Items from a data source
- - -
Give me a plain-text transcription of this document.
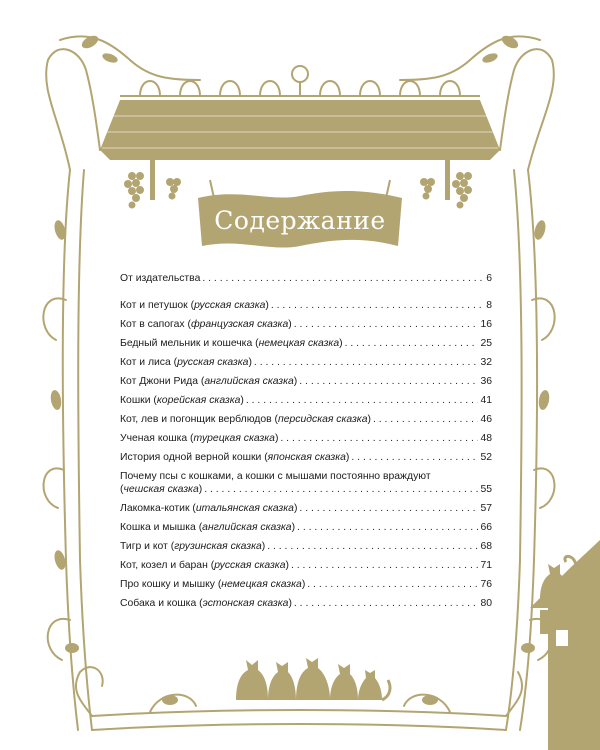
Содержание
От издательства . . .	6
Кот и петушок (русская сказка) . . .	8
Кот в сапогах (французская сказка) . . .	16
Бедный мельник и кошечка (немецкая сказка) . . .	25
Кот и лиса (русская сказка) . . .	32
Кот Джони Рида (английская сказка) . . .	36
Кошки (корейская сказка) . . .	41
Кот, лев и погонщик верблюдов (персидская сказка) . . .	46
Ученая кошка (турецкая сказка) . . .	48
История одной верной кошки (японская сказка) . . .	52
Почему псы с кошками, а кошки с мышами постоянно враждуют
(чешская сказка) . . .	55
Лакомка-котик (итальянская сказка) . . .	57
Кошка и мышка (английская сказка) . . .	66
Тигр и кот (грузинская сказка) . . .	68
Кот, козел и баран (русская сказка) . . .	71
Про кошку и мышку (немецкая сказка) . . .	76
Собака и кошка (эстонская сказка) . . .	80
- - -
Make an exact copy of all the material, but keep the pictures out of it.

## Final result
Give me a plain-text transcription of this document.
Содержание
От издательства . . .	6
Кот и петушок (русская сказка) . . .	8
Кот в сапогах (французская сказка) . . .	16
Бедный мельник и кошечка (немецкая сказка) . . .	25
Кот и лиса (русская сказка) . . .	32
Кот Джони Рида (английская сказка) . . .	36
Кошки (корейская сказка) . . .	41
Кот, лев и погонщик верблюдов (персидская сказка) . . .	46
Ученая кошка (турецкая сказка) . . .	48
История одной верной кошки (японская сказка) . . .	52
Почему псы с кошками, а кошки с мышами постоянно враждуют
(чешская сказка) . . .	55
Лакомка-котик (итальянская сказка) . . .	57
Кошка и мышка (английская сказка) . . .	66
Тигр и кот (грузинская сказка) . . .	68
Кот, козел и баран (русская сказка) . . .	71
Про кошку и мышку (немецкая сказка) . . .	76
Собака и кошка (эстонская сказка) . . .	80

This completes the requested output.